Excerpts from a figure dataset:
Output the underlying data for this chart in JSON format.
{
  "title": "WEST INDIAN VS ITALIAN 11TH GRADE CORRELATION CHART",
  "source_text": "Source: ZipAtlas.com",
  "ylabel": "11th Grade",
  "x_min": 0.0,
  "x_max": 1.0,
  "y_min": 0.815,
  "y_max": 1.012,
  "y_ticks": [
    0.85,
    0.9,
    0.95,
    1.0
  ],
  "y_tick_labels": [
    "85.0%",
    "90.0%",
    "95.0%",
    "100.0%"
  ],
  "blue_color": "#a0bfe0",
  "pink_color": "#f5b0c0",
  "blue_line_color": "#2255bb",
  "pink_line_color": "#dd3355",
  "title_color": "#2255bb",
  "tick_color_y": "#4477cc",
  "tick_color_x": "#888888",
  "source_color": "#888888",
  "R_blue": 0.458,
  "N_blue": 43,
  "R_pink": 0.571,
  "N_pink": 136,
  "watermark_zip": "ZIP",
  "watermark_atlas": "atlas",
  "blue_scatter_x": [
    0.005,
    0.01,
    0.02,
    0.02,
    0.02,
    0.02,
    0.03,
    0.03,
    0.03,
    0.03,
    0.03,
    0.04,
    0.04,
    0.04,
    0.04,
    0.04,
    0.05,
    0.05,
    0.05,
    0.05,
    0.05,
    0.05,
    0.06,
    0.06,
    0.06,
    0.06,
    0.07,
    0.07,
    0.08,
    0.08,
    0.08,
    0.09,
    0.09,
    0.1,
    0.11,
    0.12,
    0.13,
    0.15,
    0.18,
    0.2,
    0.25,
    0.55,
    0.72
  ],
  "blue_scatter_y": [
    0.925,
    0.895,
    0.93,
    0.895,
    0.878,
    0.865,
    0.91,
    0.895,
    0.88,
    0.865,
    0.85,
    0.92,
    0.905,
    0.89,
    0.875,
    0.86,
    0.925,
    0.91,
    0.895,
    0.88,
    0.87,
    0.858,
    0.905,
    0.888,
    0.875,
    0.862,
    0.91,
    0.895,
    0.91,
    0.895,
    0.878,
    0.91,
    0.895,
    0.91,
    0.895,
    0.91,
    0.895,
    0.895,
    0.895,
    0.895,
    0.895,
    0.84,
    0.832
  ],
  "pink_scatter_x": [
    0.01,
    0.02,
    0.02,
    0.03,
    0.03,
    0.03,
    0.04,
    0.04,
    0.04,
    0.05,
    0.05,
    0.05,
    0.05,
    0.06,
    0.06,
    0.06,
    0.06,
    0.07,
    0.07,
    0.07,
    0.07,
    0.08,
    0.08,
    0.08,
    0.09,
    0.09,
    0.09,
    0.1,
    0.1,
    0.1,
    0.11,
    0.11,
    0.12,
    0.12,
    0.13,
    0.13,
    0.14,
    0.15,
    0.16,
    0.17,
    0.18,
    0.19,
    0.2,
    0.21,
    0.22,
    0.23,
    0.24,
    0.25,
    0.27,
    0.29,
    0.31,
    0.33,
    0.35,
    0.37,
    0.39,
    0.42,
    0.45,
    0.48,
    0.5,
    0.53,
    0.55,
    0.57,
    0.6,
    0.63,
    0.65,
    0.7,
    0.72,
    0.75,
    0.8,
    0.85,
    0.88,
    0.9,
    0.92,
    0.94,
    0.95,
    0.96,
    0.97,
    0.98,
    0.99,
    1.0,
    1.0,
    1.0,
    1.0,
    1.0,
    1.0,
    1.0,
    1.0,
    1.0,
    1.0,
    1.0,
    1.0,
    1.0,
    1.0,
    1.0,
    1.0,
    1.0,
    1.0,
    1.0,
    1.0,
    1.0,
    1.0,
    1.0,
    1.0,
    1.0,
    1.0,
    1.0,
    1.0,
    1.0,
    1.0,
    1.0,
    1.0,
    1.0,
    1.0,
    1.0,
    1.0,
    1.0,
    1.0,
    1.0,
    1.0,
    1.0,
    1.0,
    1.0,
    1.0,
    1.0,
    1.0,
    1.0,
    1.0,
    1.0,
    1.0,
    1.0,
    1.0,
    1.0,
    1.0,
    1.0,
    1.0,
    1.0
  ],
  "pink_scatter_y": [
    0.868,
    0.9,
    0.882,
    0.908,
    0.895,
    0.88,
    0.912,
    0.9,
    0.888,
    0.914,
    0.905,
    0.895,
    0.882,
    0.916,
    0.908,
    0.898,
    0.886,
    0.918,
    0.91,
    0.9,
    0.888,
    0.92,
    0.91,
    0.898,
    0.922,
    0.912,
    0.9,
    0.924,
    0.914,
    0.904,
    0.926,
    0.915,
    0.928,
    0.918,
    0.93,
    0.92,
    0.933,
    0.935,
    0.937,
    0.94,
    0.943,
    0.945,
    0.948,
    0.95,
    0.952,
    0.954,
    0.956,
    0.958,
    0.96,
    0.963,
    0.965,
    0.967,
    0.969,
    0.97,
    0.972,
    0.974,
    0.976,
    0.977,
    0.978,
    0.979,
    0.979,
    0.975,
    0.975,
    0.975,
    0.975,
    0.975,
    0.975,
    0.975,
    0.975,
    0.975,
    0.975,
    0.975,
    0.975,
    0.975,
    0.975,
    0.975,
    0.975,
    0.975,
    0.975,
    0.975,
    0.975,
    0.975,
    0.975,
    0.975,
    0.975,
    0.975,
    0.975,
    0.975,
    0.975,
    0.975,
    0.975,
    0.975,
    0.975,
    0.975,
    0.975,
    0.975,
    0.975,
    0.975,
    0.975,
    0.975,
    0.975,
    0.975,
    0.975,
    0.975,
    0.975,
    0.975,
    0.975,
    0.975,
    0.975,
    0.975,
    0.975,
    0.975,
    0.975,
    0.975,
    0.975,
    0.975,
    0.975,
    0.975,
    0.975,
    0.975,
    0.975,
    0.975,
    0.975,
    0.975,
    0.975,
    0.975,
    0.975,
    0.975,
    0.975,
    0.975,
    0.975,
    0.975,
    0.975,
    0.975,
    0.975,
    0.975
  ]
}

PROBLEM STATEMENT: Print all of the entries exactly as they are written.

CORRECT ANSWER:
Output the underlying data for this chart in JSON format.
{
  "title": "WEST INDIAN VS ITALIAN 11TH GRADE CORRELATION CHART",
  "source_text": "Source: ZipAtlas.com",
  "ylabel": "11th Grade",
  "x_min": 0.0,
  "x_max": 1.0,
  "y_min": 0.815,
  "y_max": 1.012,
  "y_ticks": [
    0.85,
    0.9,
    0.95,
    1.0
  ],
  "y_tick_labels": [
    "85.0%",
    "90.0%",
    "95.0%",
    "100.0%"
  ],
  "blue_color": "#a0bfe0",
  "pink_color": "#f5b0c0",
  "blue_line_color": "#2255bb",
  "pink_line_color": "#dd3355",
  "title_color": "#2255bb",
  "tick_color_y": "#4477cc",
  "tick_color_x": "#888888",
  "source_color": "#888888",
  "R_blue": 0.458,
  "N_blue": 43,
  "R_pink": 0.571,
  "N_pink": 136,
  "watermark_zip": "ZIP",
  "watermark_atlas": "atlas",
  "blue_scatter_x": [
    0.005,
    0.01,
    0.02,
    0.02,
    0.02,
    0.02,
    0.03,
    0.03,
    0.03,
    0.03,
    0.03,
    0.04,
    0.04,
    0.04,
    0.04,
    0.04,
    0.05,
    0.05,
    0.05,
    0.05,
    0.05,
    0.05,
    0.06,
    0.06,
    0.06,
    0.06,
    0.07,
    0.07,
    0.08,
    0.08,
    0.08,
    0.09,
    0.09,
    0.1,
    0.11,
    0.12,
    0.13,
    0.15,
    0.18,
    0.2,
    0.25,
    0.55,
    0.72
  ],
  "blue_scatter_y": [
    0.925,
    0.895,
    0.93,
    0.895,
    0.878,
    0.865,
    0.91,
    0.895,
    0.88,
    0.865,
    0.85,
    0.92,
    0.905,
    0.89,
    0.875,
    0.86,
    0.925,
    0.91,
    0.895,
    0.88,
    0.87,
    0.858,
    0.905,
    0.888,
    0.875,
    0.862,
    0.91,
    0.895,
    0.91,
    0.895,
    0.878,
    0.91,
    0.895,
    0.91,
    0.895,
    0.91,
    0.895,
    0.895,
    0.895,
    0.895,
    0.895,
    0.84,
    0.832
  ],
  "pink_scatter_x": [
    0.01,
    0.02,
    0.02,
    0.03,
    0.03,
    0.03,
    0.04,
    0.04,
    0.04,
    0.05,
    0.05,
    0.05,
    0.05,
    0.06,
    0.06,
    0.06,
    0.06,
    0.07,
    0.07,
    0.07,
    0.07,
    0.08,
    0.08,
    0.08,
    0.09,
    0.09,
    0.09,
    0.1,
    0.1,
    0.1,
    0.11,
    0.11,
    0.12,
    0.12,
    0.13,
    0.13,
    0.14,
    0.15,
    0.16,
    0.17,
    0.18,
    0.19,
    0.2,
    0.21,
    0.22,
    0.23,
    0.24,
    0.25,
    0.27,
    0.29,
    0.31,
    0.33,
    0.35,
    0.37,
    0.39,
    0.42,
    0.45,
    0.48,
    0.5,
    0.53,
    0.55,
    0.57,
    0.6,
    0.63,
    0.65,
    0.7,
    0.72,
    0.75,
    0.8,
    0.85,
    0.88,
    0.9,
    0.92,
    0.94,
    0.95,
    0.96,
    0.97,
    0.98,
    0.99,
    1.0,
    1.0,
    1.0,
    1.0,
    1.0,
    1.0,
    1.0,
    1.0,
    1.0,
    1.0,
    1.0,
    1.0,
    1.0,
    1.0,
    1.0,
    1.0,
    1.0,
    1.0,
    1.0,
    1.0,
    1.0,
    1.0,
    1.0,
    1.0,
    1.0,
    1.0,
    1.0,
    1.0,
    1.0,
    1.0,
    1.0,
    1.0,
    1.0,
    1.0,
    1.0,
    1.0,
    1.0,
    1.0,
    1.0,
    1.0,
    1.0,
    1.0,
    1.0,
    1.0,
    1.0,
    1.0,
    1.0,
    1.0,
    1.0,
    1.0,
    1.0,
    1.0,
    1.0,
    1.0,
    1.0,
    1.0,
    1.0
  ],
  "pink_scatter_y": [
    0.868,
    0.9,
    0.882,
    0.908,
    0.895,
    0.88,
    0.912,
    0.9,
    0.888,
    0.914,
    0.905,
    0.895,
    0.882,
    0.916,
    0.908,
    0.898,
    0.886,
    0.918,
    0.91,
    0.9,
    0.888,
    0.92,
    0.91,
    0.898,
    0.922,
    0.912,
    0.9,
    0.924,
    0.914,
    0.904,
    0.926,
    0.915,
    0.928,
    0.918,
    0.93,
    0.92,
    0.933,
    0.935,
    0.937,
    0.94,
    0.943,
    0.945,
    0.948,
    0.95,
    0.952,
    0.954,
    0.956,
    0.958,
    0.96,
    0.963,
    0.965,
    0.967,
    0.969,
    0.97,
    0.972,
    0.974,
    0.976,
    0.977,
    0.978,
    0.979,
    0.979,
    0.975,
    0.975,
    0.975,
    0.975,
    0.975,
    0.975,
    0.975,
    0.975,
    0.975,
    0.975,
    0.975,
    0.975,
    0.975,
    0.975,
    0.975,
    0.975,
    0.975,
    0.975,
    0.975,
    0.975,
    0.975,
    0.975,
    0.975,
    0.975,
    0.975,
    0.975,
    0.975,
    0.975,
    0.975,
    0.975,
    0.975,
    0.975,
    0.975,
    0.975,
    0.975,
    0.975,
    0.975,
    0.975,
    0.975,
    0.975,
    0.975,
    0.975,
    0.975,
    0.975,
    0.975,
    0.975,
    0.975,
    0.975,
    0.975,
    0.975,
    0.975,
    0.975,
    0.975,
    0.975,
    0.975,
    0.975,
    0.975,
    0.975,
    0.975,
    0.975,
    0.975,
    0.975,
    0.975,
    0.975,
    0.975,
    0.975,
    0.975,
    0.975,
    0.975,
    0.975,
    0.975,
    0.975,
    0.975,
    0.975,
    0.975
  ]
}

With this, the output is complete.